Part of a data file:
####

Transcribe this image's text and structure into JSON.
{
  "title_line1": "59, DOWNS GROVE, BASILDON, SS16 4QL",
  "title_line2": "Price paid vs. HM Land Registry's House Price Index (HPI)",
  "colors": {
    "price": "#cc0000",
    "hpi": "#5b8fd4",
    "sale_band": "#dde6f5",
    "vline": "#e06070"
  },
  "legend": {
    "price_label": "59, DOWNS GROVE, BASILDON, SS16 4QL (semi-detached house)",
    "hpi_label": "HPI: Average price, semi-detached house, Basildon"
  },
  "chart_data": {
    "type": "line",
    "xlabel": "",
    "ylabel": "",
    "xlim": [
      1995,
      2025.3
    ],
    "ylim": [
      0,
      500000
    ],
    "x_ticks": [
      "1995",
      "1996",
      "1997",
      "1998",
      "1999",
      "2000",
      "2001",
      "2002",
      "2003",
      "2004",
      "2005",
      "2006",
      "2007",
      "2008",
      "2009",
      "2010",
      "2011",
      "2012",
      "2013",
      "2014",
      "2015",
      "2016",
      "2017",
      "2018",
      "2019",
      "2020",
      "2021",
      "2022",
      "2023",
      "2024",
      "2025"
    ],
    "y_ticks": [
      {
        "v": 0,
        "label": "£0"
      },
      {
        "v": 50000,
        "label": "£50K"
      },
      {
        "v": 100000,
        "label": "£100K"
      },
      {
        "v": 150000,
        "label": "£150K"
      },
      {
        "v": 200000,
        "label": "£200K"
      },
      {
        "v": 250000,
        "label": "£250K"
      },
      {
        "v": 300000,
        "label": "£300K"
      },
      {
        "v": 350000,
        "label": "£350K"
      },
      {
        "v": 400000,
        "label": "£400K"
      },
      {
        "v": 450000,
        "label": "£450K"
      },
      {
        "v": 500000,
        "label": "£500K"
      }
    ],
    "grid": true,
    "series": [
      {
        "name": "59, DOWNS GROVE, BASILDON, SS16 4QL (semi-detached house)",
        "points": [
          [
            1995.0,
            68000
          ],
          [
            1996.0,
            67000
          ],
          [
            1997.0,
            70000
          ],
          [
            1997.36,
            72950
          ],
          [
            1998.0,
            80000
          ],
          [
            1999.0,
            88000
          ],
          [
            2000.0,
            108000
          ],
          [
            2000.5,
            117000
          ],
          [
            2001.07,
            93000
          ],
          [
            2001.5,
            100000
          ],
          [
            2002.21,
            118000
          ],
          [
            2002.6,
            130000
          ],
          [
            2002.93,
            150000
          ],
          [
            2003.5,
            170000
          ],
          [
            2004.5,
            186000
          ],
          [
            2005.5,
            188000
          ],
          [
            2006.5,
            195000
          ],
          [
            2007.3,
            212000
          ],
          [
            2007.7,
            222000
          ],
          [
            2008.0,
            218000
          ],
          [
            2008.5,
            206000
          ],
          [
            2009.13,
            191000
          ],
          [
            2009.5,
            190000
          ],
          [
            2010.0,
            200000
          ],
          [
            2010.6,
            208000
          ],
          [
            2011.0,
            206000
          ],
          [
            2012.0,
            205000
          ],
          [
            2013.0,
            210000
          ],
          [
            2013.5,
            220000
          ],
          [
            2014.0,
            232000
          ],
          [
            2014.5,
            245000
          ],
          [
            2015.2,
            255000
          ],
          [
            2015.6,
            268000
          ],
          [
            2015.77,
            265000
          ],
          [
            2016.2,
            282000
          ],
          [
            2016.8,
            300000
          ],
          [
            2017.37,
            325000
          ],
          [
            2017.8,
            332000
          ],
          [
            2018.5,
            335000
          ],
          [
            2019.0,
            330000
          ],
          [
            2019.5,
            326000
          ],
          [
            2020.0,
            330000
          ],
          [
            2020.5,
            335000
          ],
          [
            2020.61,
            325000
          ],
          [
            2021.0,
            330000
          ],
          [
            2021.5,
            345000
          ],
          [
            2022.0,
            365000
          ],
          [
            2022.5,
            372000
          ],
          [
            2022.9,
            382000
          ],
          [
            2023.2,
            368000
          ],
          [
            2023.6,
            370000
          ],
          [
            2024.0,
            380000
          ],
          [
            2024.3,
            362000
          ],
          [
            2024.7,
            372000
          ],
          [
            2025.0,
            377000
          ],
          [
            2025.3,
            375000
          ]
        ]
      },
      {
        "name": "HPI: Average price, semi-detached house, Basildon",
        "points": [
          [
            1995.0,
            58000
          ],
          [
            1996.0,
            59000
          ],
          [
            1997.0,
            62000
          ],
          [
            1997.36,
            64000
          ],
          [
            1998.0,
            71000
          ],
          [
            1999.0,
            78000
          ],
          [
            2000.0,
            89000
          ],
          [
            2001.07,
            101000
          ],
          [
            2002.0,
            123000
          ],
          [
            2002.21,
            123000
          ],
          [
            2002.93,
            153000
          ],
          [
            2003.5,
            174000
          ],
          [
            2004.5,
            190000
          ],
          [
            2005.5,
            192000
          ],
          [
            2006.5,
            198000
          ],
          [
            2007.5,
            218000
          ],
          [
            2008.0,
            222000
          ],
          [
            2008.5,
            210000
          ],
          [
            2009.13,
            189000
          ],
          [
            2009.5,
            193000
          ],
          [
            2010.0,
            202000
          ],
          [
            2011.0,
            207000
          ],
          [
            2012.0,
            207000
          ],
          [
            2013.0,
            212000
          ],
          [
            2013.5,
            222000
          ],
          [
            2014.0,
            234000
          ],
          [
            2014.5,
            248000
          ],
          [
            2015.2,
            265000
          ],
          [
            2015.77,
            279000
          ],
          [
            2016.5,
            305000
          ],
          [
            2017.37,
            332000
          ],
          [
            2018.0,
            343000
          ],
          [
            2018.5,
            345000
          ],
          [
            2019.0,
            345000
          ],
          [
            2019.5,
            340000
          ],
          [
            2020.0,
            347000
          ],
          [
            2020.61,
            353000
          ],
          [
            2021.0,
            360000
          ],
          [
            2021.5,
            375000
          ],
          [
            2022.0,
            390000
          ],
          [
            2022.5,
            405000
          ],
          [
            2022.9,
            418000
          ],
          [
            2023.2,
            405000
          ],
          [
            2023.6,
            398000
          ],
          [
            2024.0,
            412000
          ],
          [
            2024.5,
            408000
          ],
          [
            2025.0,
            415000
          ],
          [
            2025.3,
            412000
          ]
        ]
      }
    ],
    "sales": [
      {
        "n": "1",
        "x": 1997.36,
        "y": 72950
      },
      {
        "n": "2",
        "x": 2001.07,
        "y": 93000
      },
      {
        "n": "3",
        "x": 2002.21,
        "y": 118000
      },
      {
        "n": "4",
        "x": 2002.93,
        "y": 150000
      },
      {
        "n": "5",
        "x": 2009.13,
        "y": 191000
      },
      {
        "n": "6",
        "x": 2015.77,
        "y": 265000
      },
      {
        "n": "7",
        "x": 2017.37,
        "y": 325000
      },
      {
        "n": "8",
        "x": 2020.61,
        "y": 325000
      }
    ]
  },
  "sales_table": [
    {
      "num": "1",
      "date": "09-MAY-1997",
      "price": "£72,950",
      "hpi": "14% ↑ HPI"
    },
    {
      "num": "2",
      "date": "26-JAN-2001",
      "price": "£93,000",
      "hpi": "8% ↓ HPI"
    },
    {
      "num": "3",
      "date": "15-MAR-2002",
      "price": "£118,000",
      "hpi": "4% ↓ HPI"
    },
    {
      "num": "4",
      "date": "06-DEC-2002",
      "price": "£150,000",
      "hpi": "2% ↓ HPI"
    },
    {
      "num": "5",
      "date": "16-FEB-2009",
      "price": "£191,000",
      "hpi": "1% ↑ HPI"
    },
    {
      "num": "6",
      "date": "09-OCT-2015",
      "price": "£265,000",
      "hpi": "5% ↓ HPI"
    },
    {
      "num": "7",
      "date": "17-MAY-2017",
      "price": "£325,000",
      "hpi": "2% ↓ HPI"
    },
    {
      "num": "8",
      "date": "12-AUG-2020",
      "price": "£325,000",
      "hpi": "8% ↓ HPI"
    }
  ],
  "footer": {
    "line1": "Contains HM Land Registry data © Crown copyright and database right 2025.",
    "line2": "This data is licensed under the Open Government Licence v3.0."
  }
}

####

◆ **GIVEN TASK**
Go through the listing above line by line and say how many lines hold the word "Land". Reply with that number only.

◆ **TASK SOLUTION**
2